DATASET ROWS:
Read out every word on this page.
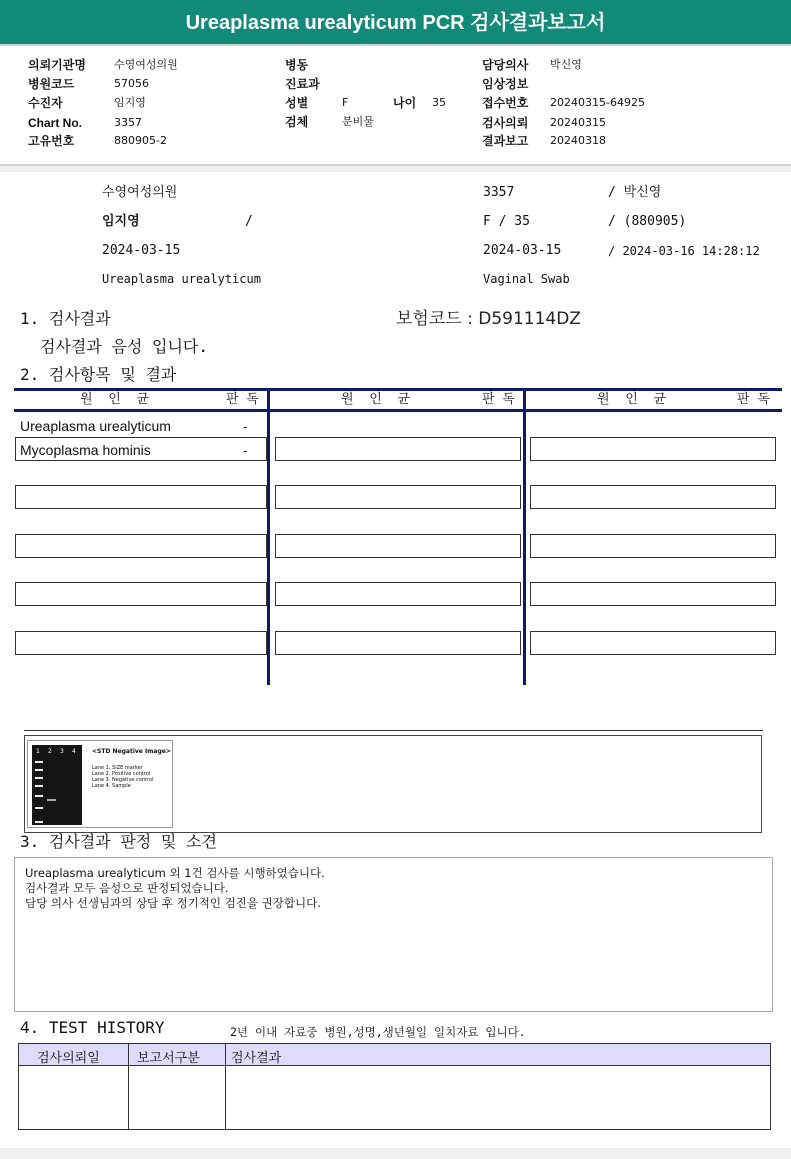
Ureaplasma urealyticum PCR 검사결과보고서
의뢰기관명	수영여성의원
병원코드	57056
수진자	임지영
Chart No.	3357
고유번호	880905-2
병동
진료과
성별	F	나이 35
검체	분비물
담당의사 박신영
임상정보
접수번호 20240315-64925
검사의뢰 20240315
결과보고 20240318
수영여성의원	3357	/ 박신영
임지영	/	F / 35	/ (880905)
2024-03-15	2024-03-15	/ 2024-03-16 14:28:12
Ureaplasma urealyticum	Vaginal Swab
1. 검사결과	보험코드 : D591114DZ
검사결과 음성 입니다.
2. 검사항목 및 결과
원  인  균	판 독	원  인  균	판 독	원  인  균	판 독
Ureaplasma urealyticum	-
Mycoplasma hominis	-
1 2 3 4	<STD Negative Image>
Lane 1. SIZE marker
Lane 2. Positive control
Lane 3. Negative control
Lane 4. Sample
3. 검사결과 판정 및 소견
Ureaplasma urealyticum 외 1건 검사를 시행하였습니다.
검사결과 모두 음성으로 판정되었습니다.
담당 의사 선생님과의 상담 후 정기적인 검진을 권장합니다.
4. TEST HISTORY	2년 이내 자료중 병원,성명,생년월일 일치자료 입니다.
검사의뢰일	보고서구분 검사결과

TASK BRIEF: Verbatim reproduction of every record is required; images are left out.

CORRECT RESULT:
Read out every word on this page.
Ureaplasma urealyticum PCR 검사결과보고서
의뢰기관명	수영여성의원
병원코드	57056
수진자	임지영
Chart No.	3357
고유번호	880905-2
병동
진료과
성별	F	나이 35
검체	분비물
담당의사 박신영
임상정보
접수번호 20240315-64925
검사의뢰 20240315
결과보고 20240318
수영여성의원	3357	/ 박신영
임지영	/	F / 35	/ (880905)
2024-03-15	2024-03-15	/ 2024-03-16 14:28:12
Ureaplasma urealyticum	Vaginal Swab
1. 검사결과	보험코드 : D591114DZ
검사결과 음성 입니다.
2. 검사항목 및 결과
원  인  균	판 독	원  인  균	판 독	원  인  균	판 독
Ureaplasma urealyticum	-
Mycoplasma hominis	-
1 2 3 4	<STD Negative Image>
Lane 1. SIZE marker
Lane 2. Positive control
Lane 3. Negative control
Lane 4. Sample
3. 검사결과 판정 및 소견
Ureaplasma urealyticum 외 1건 검사를 시행하였습니다.
검사결과 모두 음성으로 판정되었습니다.
담당 의사 선생님과의 상담 후 정기적인 검진을 권장합니다.
4. TEST HISTORY	2년 이내 자료중 병원,성명,생년월일 일치자료 입니다.
검사의뢰일	보고서구분 검사결과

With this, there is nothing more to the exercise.